Problem description: Take every line from the listing below that contains "Menu".

####################

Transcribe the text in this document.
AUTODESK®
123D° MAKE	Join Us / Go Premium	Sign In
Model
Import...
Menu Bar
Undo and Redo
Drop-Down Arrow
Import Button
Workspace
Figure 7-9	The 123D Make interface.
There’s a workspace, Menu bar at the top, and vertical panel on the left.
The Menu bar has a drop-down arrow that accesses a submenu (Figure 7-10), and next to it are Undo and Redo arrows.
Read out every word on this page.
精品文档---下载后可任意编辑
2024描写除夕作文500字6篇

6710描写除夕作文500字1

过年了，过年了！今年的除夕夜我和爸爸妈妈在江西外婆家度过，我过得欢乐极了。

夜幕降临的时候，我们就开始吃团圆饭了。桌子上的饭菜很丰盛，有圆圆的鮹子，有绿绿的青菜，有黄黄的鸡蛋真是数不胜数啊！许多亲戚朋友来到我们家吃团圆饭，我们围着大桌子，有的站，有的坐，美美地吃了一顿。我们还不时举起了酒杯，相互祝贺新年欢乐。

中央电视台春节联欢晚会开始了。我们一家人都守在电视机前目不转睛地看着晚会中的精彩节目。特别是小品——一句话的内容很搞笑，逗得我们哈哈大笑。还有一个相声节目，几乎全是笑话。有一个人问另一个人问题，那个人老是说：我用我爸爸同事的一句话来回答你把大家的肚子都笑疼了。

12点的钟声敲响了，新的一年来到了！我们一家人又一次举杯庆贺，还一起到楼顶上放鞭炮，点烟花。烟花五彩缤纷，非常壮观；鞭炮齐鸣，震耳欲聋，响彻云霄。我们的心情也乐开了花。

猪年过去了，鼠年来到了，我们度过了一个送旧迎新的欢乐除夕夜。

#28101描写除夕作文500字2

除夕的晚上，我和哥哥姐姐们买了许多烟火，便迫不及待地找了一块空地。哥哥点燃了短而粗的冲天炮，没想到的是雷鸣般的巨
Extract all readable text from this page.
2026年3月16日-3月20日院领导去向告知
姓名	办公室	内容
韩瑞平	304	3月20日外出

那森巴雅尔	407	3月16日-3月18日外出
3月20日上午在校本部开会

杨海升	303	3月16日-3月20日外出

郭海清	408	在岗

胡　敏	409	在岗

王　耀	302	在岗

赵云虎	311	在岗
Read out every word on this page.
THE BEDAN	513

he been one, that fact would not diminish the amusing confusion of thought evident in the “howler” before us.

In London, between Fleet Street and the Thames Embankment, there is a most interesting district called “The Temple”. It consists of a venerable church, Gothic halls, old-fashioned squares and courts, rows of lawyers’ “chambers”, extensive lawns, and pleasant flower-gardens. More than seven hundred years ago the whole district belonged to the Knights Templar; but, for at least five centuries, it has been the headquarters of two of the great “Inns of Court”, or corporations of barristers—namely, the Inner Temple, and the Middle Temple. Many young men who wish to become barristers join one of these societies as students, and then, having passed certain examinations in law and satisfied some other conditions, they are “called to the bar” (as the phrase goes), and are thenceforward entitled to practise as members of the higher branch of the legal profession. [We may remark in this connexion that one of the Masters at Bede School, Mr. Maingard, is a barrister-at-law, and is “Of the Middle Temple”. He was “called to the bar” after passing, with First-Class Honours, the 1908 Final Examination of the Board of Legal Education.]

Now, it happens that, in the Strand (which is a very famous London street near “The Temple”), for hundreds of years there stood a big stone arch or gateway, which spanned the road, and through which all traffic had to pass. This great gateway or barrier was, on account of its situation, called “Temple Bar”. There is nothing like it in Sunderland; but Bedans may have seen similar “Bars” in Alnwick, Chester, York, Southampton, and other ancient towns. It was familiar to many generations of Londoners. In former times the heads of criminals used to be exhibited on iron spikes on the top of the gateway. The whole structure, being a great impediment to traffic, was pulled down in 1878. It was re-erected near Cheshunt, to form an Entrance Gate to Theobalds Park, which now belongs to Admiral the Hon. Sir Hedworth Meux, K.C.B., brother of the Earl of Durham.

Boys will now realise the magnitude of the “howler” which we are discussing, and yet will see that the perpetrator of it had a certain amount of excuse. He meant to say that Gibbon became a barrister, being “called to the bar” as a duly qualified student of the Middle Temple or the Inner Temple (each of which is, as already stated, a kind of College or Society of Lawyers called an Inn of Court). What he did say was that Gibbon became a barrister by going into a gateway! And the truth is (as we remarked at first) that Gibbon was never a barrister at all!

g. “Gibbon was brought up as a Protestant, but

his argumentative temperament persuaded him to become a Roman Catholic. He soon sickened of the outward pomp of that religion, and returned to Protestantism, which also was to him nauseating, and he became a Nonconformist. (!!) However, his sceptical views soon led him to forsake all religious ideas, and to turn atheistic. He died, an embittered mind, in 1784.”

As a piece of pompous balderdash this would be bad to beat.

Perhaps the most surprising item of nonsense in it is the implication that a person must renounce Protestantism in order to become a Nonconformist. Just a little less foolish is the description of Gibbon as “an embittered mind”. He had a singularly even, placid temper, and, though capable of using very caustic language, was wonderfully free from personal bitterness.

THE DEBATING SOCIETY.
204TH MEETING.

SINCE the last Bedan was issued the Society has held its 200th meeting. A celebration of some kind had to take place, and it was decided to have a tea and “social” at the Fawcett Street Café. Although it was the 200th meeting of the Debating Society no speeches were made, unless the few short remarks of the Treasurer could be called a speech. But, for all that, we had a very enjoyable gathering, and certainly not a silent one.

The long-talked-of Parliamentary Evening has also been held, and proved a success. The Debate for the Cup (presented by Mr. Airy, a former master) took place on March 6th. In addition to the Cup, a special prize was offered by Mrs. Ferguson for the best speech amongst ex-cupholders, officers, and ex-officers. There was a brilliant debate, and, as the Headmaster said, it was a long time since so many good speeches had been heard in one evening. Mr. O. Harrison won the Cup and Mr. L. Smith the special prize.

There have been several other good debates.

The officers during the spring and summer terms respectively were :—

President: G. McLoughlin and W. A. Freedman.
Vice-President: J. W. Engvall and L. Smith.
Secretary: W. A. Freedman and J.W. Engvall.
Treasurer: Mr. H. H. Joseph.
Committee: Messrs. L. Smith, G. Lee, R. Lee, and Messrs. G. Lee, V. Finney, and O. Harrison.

####################

Solution for this exercise:
Menu Bar
There’s a workspace, Menu bar at the top, and vertical panel on the left.
The Menu bar has a drop-down arrow that accesses a submenu (Figure 7-10), and next to it are Undo and Redo arrows.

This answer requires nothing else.